Items from a dataset

══════════════════════════════

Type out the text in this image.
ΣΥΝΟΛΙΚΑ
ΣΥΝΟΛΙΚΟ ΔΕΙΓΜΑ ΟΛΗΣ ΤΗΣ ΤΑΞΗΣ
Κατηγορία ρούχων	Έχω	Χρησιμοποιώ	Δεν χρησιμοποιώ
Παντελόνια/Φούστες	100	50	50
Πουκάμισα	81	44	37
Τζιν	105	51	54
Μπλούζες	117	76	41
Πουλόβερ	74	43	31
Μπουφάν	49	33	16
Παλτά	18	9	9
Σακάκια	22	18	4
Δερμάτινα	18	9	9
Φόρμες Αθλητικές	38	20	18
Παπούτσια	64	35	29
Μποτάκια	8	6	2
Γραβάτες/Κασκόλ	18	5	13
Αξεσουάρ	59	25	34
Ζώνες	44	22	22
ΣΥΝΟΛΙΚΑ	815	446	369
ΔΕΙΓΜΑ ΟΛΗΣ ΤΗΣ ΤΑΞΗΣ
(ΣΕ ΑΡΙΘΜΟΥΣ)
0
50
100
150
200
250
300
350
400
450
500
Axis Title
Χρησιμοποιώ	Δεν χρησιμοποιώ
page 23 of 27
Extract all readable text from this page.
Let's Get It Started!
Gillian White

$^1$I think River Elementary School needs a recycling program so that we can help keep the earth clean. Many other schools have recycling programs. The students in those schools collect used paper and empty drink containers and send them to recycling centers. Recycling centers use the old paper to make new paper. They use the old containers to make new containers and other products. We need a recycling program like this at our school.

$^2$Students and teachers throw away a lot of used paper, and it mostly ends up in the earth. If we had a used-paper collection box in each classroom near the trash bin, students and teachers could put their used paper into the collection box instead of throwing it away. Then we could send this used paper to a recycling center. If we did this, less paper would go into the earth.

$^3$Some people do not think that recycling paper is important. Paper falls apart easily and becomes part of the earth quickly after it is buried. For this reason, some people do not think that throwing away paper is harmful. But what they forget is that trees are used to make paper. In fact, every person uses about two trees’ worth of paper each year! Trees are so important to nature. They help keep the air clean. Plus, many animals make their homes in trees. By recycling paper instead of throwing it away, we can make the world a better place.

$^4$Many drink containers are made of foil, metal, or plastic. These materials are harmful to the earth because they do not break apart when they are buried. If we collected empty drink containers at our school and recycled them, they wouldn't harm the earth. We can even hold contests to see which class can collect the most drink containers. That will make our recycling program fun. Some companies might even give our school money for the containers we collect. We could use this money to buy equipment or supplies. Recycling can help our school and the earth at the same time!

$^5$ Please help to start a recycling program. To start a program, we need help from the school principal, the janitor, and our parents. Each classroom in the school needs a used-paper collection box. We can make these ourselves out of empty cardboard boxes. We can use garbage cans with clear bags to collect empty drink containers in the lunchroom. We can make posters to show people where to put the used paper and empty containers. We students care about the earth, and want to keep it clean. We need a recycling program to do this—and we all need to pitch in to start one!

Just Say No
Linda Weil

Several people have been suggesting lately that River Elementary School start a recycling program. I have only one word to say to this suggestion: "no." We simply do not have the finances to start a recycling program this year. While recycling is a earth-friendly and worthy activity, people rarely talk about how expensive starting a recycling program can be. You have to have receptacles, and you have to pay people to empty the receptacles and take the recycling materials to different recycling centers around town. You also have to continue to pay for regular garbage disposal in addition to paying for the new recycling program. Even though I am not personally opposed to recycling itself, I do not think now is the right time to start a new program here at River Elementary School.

══════════════════════════════

### EXERCISE DIRECTIONS
Copy every line above that includes the string "ΤΑΞΗΣ".

### TASK OUTPUT
ΣΥΝΟΛΙΚΟ ΔΕΙΓΜΑ ΟΛΗΣ ΤΗΣ ΤΑΞΗΣ
ΔΕΙΓΜΑ ΟΛΗΣ ΤΗΣ ΤΑΞΗΣ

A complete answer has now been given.